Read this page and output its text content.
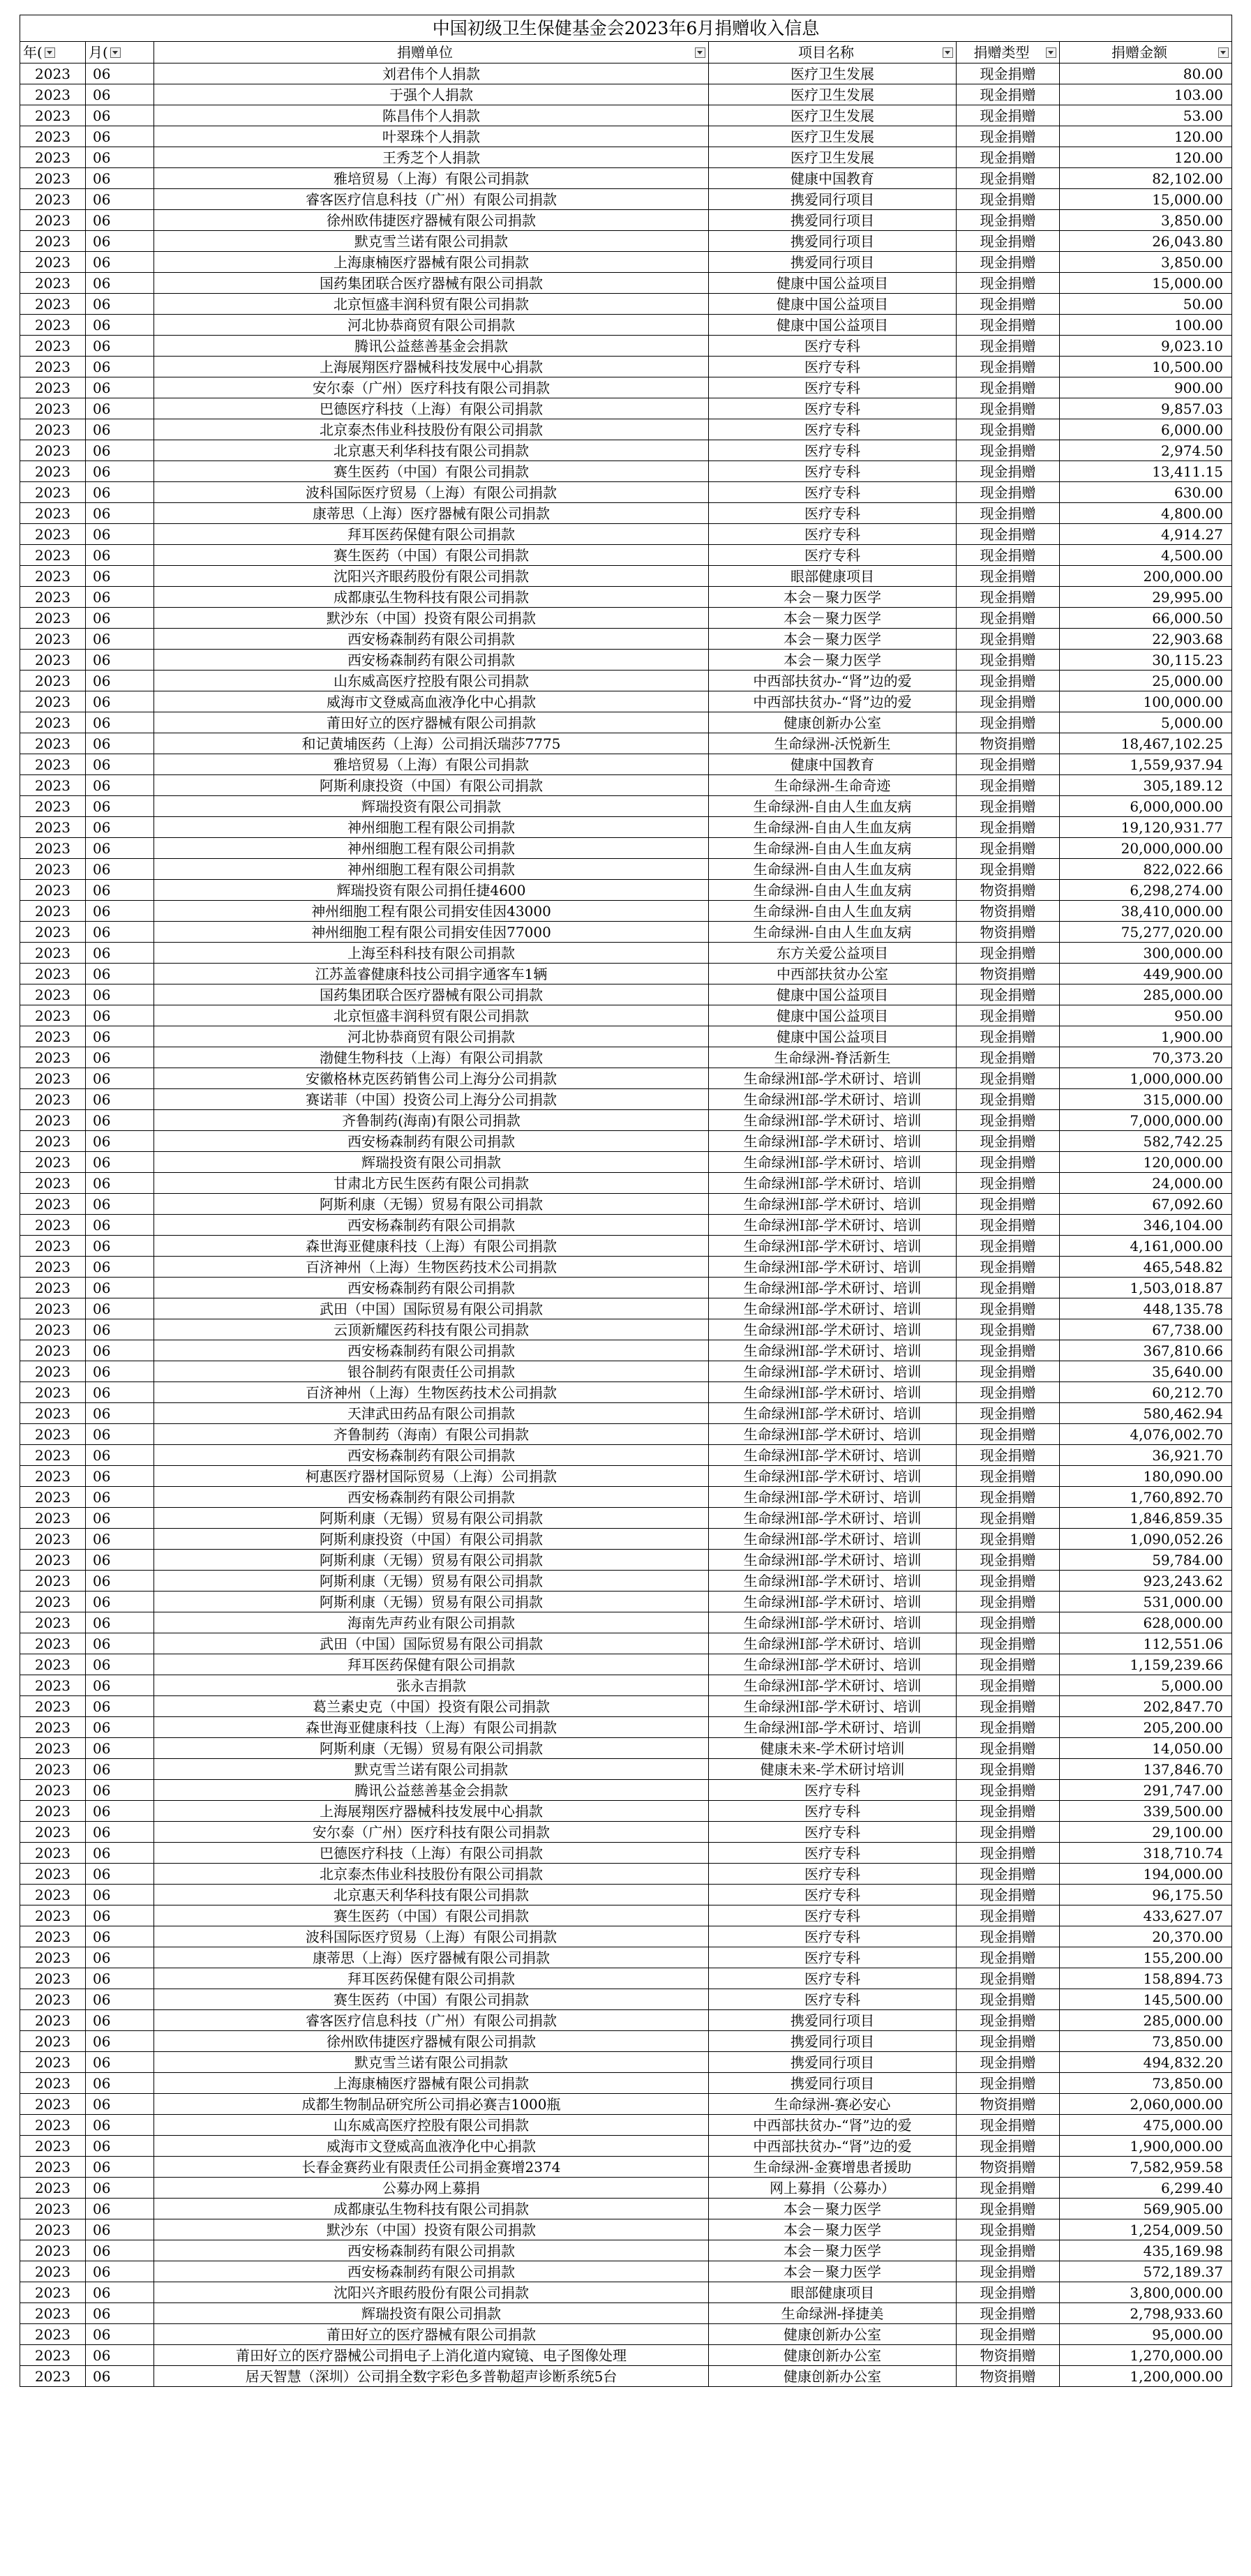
中国初级卫生保健基金会2023年6月捐赠收入信息					

年(	月(	捐赠单位	项目名称	捐赠类型	捐赠金额

2023	06	刘君伟个人捐款	医疗卫生发展	现金捐赠	80.00
2023	06	于强个人捐款	医疗卫生发展	现金捐赠	103.00
2023	06	陈昌伟个人捐款	医疗卫生发展	现金捐赠	53.00
2023	06	叶翠珠个人捐款	医疗卫生发展	现金捐赠	120.00
2023	06	王秀芝个人捐款	医疗卫生发展	现金捐赠	120.00
2023	06	雅培贸易（上海）有限公司捐款	健康中国教育	现金捐赠	82,102.00
2023	06	睿客医疗信息科技（广州）有限公司捐款	携爱同行项目	现金捐赠	15,000.00
2023	06	徐州欧伟捷医疗器械有限公司捐款	携爱同行项目	现金捐赠	3,850.00
2023	06	默克雪兰诺有限公司捐款	携爱同行项目	现金捐赠	26,043.80
2023	06	上海康楠医疗器械有限公司捐款	携爱同行项目	现金捐赠	3,850.00
2023	06	国药集团联合医疗器械有限公司捐款	健康中国公益项目	现金捐赠	15,000.00
2023	06	北京恒盛丰润科贸有限公司捐款	健康中国公益项目	现金捐赠	50.00
2023	06	河北协恭商贸有限公司捐款	健康中国公益项目	现金捐赠	100.00
2023	06	腾讯公益慈善基金会捐款	医疗专科	现金捐赠	9,023.10
2023	06	上海展翔医疗器械科技发展中心捐款	医疗专科	现金捐赠	10,500.00
2023	06	安尔泰（广州）医疗科技有限公司捐款	医疗专科	现金捐赠	900.00
2023	06	巴德医疗科技（上海）有限公司捐款	医疗专科	现金捐赠	9,857.03
2023	06	北京泰杰伟业科技股份有限公司捐款	医疗专科	现金捐赠	6,000.00
2023	06	北京惠天利华科技有限公司捐款	医疗专科	现金捐赠	2,974.50
2023	06	赛生医药（中国）有限公司捐款	医疗专科	现金捐赠	13,411.15
2023	06	波科国际医疗贸易（上海）有限公司捐款	医疗专科	现金捐赠	630.00
2023	06	康蒂思（上海）医疗器械有限公司捐款	医疗专科	现金捐赠	4,800.00
2023	06	拜耳医药保健有限公司捐款	医疗专科	现金捐赠	4,914.27
2023	06	赛生医药（中国）有限公司捐款	医疗专科	现金捐赠	4,500.00
2023	06	沈阳兴齐眼药股份有限公司捐款	眼部健康项目	现金捐赠	200,000.00
2023	06	成都康弘生物科技有限公司捐款	本会－聚力医学	现金捐赠	29,995.00
2023	06	默沙东（中国）投资有限公司捐款	本会－聚力医学	现金捐赠	66,000.50
2023	06	西安杨森制药有限公司捐款	本会－聚力医学	现金捐赠	22,903.68
2023	06	西安杨森制药有限公司捐款	本会－聚力医学	现金捐赠	30,115.23
2023	06	山东威高医疗控股有限公司捐款	中西部扶贫办-“肾”边的爱	现金捐赠	25,000.00
2023	06	威海市文登威高血液净化中心捐款	中西部扶贫办-“肾”边的爱	现金捐赠	100,000.00
2023	06	莆田好立的医疗器械有限公司捐款	健康创新办公室	现金捐赠	5,000.00
2023	06	和记黄埔医药（上海）公司捐沃瑞莎7775	生命绿洲-沃悦新生	物资捐赠	18,467,102.25
2023	06	雅培贸易（上海）有限公司捐款	健康中国教育	现金捐赠	1,559,937.94
2023	06	阿斯利康投资（中国）有限公司捐款	生命绿洲-生命奇迹	现金捐赠	305,189.12
2023	06	辉瑞投资有限公司捐款	生命绿洲-自由人生血友病	现金捐赠	6,000,000.00
2023	06	神州细胞工程有限公司捐款	生命绿洲-自由人生血友病	现金捐赠	19,120,931.77
2023	06	神州细胞工程有限公司捐款	生命绿洲-自由人生血友病	现金捐赠	20,000,000.00
2023	06	神州细胞工程有限公司捐款	生命绿洲-自由人生血友病	现金捐赠	822,022.66
2023	06	辉瑞投资有限公司捐任捷4600	生命绿洲-自由人生血友病	物资捐赠	6,298,274.00
2023	06	神州细胞工程有限公司捐安佳因43000	生命绿洲-自由人生血友病	物资捐赠	38,410,000.00
2023	06	神州细胞工程有限公司捐安佳因77000	生命绿洲-自由人生血友病	物资捐赠	75,277,020.00
2023	06	上海至科科技有限公司捐款	东方关爱公益项目	现金捐赠	300,000.00
2023	06	江苏盖睿健康科技公司捐字通客车1辆	中西部扶贫办公室	物资捐赠	449,900.00
2023	06	国药集团联合医疗器械有限公司捐款	健康中国公益项目	现金捐赠	285,000.00
2023	06	北京恒盛丰润科贸有限公司捐款	健康中国公益项目	现金捐赠	950.00
2023	06	河北协恭商贸有限公司捐款	健康中国公益项目	现金捐赠	1,900.00
2023	06	渤健生物科技（上海）有限公司捐款	生命绿洲-脊活新生	现金捐赠	70,373.20
2023	06	安徽格林克医药销售公司上海分公司捐款	生命绿洲Ⅰ部-学术研讨、培训	现金捐赠	1,000,000.00
2023	06	赛诺菲（中国）投资公司上海分公司捐款	生命绿洲Ⅰ部-学术研讨、培训	现金捐赠	315,000.00
2023	06	齐鲁制药(海南)有限公司捐款	生命绿洲Ⅰ部-学术研讨、培训	现金捐赠	7,000,000.00
2023	06	西安杨森制药有限公司捐款	生命绿洲Ⅰ部-学术研讨、培训	现金捐赠	582,742.25
2023	06	辉瑞投资有限公司捐款	生命绿洲Ⅰ部-学术研讨、培训	现金捐赠	120,000.00
2023	06	甘肃北方民生医药有限公司捐款	生命绿洲Ⅰ部-学术研讨、培训	现金捐赠	24,000.00
2023	06	阿斯利康（无锡）贸易有限公司捐款	生命绿洲Ⅰ部-学术研讨、培训	现金捐赠	67,092.60
2023	06	西安杨森制药有限公司捐款	生命绿洲Ⅰ部-学术研讨、培训	现金捐赠	346,104.00
2023	06	森世海亚健康科技（上海）有限公司捐款	生命绿洲Ⅰ部-学术研讨、培训	现金捐赠	4,161,000.00
2023	06	百济神州（上海）生物医药技术公司捐款	生命绿洲Ⅰ部-学术研讨、培训	现金捐赠	465,548.82
2023	06	西安杨森制药有限公司捐款	生命绿洲Ⅰ部-学术研讨、培训	现金捐赠	1,503,018.87
2023	06	武田（中国）国际贸易有限公司捐款	生命绿洲Ⅰ部-学术研讨、培训	现金捐赠	448,135.78
2023	06	云顶新耀医药科技有限公司捐款	生命绿洲Ⅰ部-学术研讨、培训	现金捐赠	67,738.00
2023	06	西安杨森制药有限公司捐款	生命绿洲Ⅰ部-学术研讨、培训	现金捐赠	367,810.66
2023	06	银谷制药有限责任公司捐款	生命绿洲Ⅰ部-学术研讨、培训	现金捐赠	35,640.00
2023	06	百济神州（上海）生物医药技术公司捐款	生命绿洲Ⅰ部-学术研讨、培训	现金捐赠	60,212.70
2023	06	天津武田药品有限公司捐款	生命绿洲Ⅰ部-学术研讨、培训	现金捐赠	580,462.94
2023	06	齐鲁制药（海南）有限公司捐款	生命绿洲Ⅰ部-学术研讨、培训	现金捐赠	4,076,002.70
2023	06	西安杨森制药有限公司捐款	生命绿洲Ⅰ部-学术研讨、培训	现金捐赠	36,921.70
2023	06	柯惠医疗器材国际贸易（上海）公司捐款	生命绿洲Ⅰ部-学术研讨、培训	现金捐赠	180,090.00
2023	06	西安杨森制药有限公司捐款	生命绿洲Ⅰ部-学术研讨、培训	现金捐赠	1,760,892.70
2023	06	阿斯利康（无锡）贸易有限公司捐款	生命绿洲Ⅰ部-学术研讨、培训	现金捐赠	1,846,859.35
2023	06	阿斯利康投资（中国）有限公司捐款	生命绿洲Ⅰ部-学术研讨、培训	现金捐赠	1,090,052.26
2023	06	阿斯利康（无锡）贸易有限公司捐款	生命绿洲Ⅰ部-学术研讨、培训	现金捐赠	59,784.00
2023	06	阿斯利康（无锡）贸易有限公司捐款	生命绿洲Ⅰ部-学术研讨、培训	现金捐赠	923,243.62
2023	06	阿斯利康（无锡）贸易有限公司捐款	生命绿洲Ⅰ部-学术研讨、培训	现金捐赠	531,000.00
2023	06	海南先声药业有限公司捐款	生命绿洲Ⅰ部-学术研讨、培训	现金捐赠	628,000.00
2023	06	武田（中国）国际贸易有限公司捐款	生命绿洲Ⅰ部-学术研讨、培训	现金捐赠	112,551.06
2023	06	拜耳医药保健有限公司捐款	生命绿洲Ⅰ部-学术研讨、培训	现金捐赠	1,159,239.66
2023	06	张永吉捐款	生命绿洲Ⅰ部-学术研讨、培训	现金捐赠	5,000.00
2023	06	葛兰素史克（中国）投资有限公司捐款	生命绿洲Ⅰ部-学术研讨、培训	现金捐赠	202,847.70
2023	06	森世海亚健康科技（上海）有限公司捐款	生命绿洲Ⅰ部-学术研讨、培训	现金捐赠	205,200.00
2023	06	阿斯利康（无锡）贸易有限公司捐款	健康未来-学术研讨培训	现金捐赠	14,050.00
2023	06	默克雪兰诺有限公司捐款	健康未来-学术研讨培训	现金捐赠	137,846.70
2023	06	腾讯公益慈善基金会捐款	医疗专科	现金捐赠	291,747.00
2023	06	上海展翔医疗器械科技发展中心捐款	医疗专科	现金捐赠	339,500.00
2023	06	安尔泰（广州）医疗科技有限公司捐款	医疗专科	现金捐赠	29,100.00
2023	06	巴德医疗科技（上海）有限公司捐款	医疗专科	现金捐赠	318,710.74
2023	06	北京泰杰伟业科技股份有限公司捐款	医疗专科	现金捐赠	194,000.00
2023	06	北京惠天利华科技有限公司捐款	医疗专科	现金捐赠	96,175.50
2023	06	赛生医药（中国）有限公司捐款	医疗专科	现金捐赠	433,627.07
2023	06	波科国际医疗贸易（上海）有限公司捐款	医疗专科	现金捐赠	20,370.00
2023	06	康蒂思（上海）医疗器械有限公司捐款	医疗专科	现金捐赠	155,200.00
2023	06	拜耳医药保健有限公司捐款	医疗专科	现金捐赠	158,894.73
2023	06	赛生医药（中国）有限公司捐款	医疗专科	现金捐赠	145,500.00
2023	06	睿客医疗信息科技（广州）有限公司捐款	携爱同行项目	现金捐赠	285,000.00
2023	06	徐州欧伟捷医疗器械有限公司捐款	携爱同行项目	现金捐赠	73,850.00
2023	06	默克雪兰诺有限公司捐款	携爱同行项目	现金捐赠	494,832.20
2023	06	上海康楠医疗器械有限公司捐款	携爱同行项目	现金捐赠	73,850.00
2023	06	成都生物制品研究所公司捐必赛吉1000瓶	生命绿洲-赛必安心	物资捐赠	2,060,000.00
2023	06	山东威高医疗控股有限公司捐款	中西部扶贫办-“肾”边的爱	现金捐赠	475,000.00
2023	06	威海市文登威高血液净化中心捐款	中西部扶贫办-“肾”边的爱	现金捐赠	1,900,000.00
2023	06	长春金赛药业有限责任公司捐金赛增2374	生命绿洲-金赛增患者援助	物资捐赠	7,582,959.58
2023	06	公募办网上募捐	网上募捐（公募办）	现金捐赠	6,299.40
2023	06	成都康弘生物科技有限公司捐款	本会－聚力医学	现金捐赠	569,905.00
2023	06	默沙东（中国）投资有限公司捐款	本会－聚力医学	现金捐赠	1,254,009.50
2023	06	西安杨森制药有限公司捐款	本会－聚力医学	现金捐赠	435,169.98
2023	06	西安杨森制药有限公司捐款	本会－聚力医学	现金捐赠	572,189.37
2023	06	沈阳兴齐眼药股份有限公司捐款	眼部健康项目	现金捐赠	3,800,000.00
2023	06	辉瑞投资有限公司捐款	生命绿洲-择捷美	现金捐赠	2,798,933.60
2023	06	莆田好立的医疗器械有限公司捐款	健康创新办公室	现金捐赠	95,000.00
2023	06	莆田好立的医疗器械公司捐电子上消化道内窥镜、电子图像处理	健康创新办公室	物资捐赠	1,270,000.00
2023	06	居天智慧（深圳）公司捐全数字彩色多普勒超声诊断系统5台	健康创新办公室	物资捐赠	1,200,000.00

──────────

**SHORT PROBLEM**
Above are the records. Identify each line that contains the word "徐州欧伟捷医疗器械有限公司捐款".

**FULL ANSWER**
2023	06	徐州欧伟捷医疗器械有限公司捐款	携爱同行项目	现金捐赠	3,850.00
2023	06	徐州欧伟捷医疗器械有限公司捐款	携爱同行项目	现金捐赠	73,850.00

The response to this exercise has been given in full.